Gather all lines from the material that contain "value".

### Source data
━━━━━━━━━━━━━━━━━━━━
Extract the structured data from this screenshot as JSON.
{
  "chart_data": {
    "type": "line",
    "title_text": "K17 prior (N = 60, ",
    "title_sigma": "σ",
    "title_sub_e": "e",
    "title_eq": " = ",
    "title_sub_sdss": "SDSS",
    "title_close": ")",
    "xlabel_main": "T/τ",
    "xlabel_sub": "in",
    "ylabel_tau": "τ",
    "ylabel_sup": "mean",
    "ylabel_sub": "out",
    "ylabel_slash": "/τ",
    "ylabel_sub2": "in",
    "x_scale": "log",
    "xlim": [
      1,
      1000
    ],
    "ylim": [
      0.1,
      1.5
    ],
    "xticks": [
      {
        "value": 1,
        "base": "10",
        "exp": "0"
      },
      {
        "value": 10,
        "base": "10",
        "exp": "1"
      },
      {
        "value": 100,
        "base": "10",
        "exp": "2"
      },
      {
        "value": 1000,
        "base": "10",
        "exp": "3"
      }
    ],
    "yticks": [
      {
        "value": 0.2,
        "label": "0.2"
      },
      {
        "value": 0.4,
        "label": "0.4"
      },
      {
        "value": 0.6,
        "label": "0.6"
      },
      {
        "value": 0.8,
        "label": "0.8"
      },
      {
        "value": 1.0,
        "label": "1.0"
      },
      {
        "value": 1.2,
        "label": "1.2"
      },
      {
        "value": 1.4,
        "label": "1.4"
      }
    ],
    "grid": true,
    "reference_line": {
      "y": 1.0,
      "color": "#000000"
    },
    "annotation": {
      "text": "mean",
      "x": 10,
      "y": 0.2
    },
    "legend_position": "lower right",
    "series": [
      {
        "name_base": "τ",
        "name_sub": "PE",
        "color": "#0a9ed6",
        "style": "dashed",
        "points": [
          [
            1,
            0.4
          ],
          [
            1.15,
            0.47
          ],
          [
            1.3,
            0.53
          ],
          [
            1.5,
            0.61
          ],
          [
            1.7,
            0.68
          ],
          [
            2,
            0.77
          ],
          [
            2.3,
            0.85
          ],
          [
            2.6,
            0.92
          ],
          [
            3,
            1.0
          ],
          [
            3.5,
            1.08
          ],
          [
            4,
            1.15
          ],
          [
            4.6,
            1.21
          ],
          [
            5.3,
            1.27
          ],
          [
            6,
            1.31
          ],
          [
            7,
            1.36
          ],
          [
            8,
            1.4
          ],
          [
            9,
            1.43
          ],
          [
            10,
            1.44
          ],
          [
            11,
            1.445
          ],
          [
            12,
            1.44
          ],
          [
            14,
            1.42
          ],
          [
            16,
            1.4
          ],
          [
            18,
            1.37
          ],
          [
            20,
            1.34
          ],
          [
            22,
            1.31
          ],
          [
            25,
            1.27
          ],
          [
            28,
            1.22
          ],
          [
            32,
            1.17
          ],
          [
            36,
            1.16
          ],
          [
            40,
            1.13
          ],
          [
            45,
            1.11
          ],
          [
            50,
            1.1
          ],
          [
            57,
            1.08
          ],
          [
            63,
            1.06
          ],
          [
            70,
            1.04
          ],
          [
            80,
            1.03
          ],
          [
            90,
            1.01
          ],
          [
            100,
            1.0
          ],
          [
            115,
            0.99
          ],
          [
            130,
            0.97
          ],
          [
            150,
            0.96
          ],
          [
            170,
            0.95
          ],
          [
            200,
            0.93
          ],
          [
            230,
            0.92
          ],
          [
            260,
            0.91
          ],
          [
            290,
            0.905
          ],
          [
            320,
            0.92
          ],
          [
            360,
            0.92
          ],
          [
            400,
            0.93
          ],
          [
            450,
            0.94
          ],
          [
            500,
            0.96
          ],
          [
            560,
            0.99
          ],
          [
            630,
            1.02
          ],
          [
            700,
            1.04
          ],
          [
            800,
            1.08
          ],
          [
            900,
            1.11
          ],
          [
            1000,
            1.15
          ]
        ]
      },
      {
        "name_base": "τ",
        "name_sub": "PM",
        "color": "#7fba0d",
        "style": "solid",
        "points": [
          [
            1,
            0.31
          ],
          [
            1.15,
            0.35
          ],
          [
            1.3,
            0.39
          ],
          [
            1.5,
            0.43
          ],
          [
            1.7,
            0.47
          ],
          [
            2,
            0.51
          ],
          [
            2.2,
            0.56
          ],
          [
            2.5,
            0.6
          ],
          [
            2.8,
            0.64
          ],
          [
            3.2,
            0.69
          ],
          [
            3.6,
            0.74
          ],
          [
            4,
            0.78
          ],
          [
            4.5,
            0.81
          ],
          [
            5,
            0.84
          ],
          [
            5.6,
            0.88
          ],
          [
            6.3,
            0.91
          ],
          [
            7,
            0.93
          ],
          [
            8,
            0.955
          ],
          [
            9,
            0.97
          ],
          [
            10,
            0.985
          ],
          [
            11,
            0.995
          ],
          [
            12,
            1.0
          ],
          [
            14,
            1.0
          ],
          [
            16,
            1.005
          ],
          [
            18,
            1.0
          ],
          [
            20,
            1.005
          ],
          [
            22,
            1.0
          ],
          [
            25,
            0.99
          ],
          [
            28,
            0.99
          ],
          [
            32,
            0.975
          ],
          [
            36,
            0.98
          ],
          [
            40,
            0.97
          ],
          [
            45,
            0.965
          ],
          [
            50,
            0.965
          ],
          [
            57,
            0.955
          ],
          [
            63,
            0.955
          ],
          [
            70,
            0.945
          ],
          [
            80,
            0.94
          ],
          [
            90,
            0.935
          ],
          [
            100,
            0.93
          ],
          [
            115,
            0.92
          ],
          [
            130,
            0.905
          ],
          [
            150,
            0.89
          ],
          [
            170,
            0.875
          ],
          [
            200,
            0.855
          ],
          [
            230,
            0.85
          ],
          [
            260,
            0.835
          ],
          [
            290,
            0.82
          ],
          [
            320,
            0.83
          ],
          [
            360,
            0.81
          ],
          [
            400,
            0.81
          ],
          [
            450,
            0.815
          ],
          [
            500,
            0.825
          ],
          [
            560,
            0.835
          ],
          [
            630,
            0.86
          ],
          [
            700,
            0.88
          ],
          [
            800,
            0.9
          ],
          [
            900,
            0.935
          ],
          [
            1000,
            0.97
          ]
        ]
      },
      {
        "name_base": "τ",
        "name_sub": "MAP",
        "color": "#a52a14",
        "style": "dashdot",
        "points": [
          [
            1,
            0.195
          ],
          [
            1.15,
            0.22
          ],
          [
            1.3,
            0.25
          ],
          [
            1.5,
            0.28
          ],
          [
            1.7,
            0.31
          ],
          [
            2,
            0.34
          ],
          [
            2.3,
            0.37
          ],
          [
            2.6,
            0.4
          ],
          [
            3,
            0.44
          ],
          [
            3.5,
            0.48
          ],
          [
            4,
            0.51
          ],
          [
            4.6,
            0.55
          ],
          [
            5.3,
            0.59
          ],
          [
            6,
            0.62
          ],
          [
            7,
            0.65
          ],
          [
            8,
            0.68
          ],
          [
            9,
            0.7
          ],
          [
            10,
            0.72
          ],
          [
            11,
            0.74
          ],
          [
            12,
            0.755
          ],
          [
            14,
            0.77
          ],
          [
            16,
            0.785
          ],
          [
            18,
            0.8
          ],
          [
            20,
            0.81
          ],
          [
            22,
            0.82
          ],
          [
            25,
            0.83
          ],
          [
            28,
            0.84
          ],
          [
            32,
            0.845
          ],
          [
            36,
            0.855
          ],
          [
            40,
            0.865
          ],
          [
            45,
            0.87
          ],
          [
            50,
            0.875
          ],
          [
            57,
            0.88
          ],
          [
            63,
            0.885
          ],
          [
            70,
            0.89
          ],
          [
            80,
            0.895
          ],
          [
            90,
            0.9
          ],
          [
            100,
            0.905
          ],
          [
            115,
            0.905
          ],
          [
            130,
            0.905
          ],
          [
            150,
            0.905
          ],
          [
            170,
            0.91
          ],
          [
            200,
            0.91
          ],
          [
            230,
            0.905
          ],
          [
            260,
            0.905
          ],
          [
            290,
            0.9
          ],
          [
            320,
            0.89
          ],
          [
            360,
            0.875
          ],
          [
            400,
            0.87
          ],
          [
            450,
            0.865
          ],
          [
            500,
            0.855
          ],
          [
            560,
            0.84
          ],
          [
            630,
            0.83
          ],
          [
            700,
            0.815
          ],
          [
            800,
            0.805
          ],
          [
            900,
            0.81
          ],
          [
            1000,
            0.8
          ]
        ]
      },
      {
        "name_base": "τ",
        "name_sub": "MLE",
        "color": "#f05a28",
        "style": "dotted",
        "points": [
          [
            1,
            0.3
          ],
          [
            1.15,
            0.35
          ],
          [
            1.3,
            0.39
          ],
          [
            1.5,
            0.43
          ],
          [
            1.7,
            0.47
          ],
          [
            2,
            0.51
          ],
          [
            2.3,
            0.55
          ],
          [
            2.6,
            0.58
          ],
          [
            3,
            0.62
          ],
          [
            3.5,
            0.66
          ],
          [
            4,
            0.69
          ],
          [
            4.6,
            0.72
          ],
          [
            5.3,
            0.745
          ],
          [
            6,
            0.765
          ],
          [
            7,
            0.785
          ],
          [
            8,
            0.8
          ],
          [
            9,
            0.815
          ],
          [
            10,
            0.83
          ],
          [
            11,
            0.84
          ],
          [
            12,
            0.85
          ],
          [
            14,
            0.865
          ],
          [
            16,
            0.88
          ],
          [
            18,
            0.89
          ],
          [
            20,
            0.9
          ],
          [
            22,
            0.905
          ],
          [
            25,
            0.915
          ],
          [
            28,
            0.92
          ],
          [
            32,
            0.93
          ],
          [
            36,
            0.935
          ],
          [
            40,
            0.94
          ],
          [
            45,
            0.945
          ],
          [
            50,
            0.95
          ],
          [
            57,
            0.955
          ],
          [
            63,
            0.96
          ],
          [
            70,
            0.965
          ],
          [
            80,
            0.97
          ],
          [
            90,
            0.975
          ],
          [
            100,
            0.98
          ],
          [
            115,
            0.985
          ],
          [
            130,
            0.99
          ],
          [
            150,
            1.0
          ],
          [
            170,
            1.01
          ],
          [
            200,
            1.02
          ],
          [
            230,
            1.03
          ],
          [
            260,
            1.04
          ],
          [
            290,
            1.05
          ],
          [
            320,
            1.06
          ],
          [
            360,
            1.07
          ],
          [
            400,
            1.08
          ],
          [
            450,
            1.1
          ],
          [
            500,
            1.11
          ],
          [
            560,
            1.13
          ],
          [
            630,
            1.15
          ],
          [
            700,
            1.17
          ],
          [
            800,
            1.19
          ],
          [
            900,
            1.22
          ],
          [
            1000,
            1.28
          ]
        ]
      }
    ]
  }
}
━━━━━━━━━━━━━━━━━━━━
### Result of the exercise
        "value": 1,
        "value": 10,
        "value": 100,
        "value": 1000,
        "value": 0.2,
        "value": 0.4,
        "value": 0.6,
        "value": 0.8,
        "value": 1.0,
        "value": 1.2,
        "value": 1.4,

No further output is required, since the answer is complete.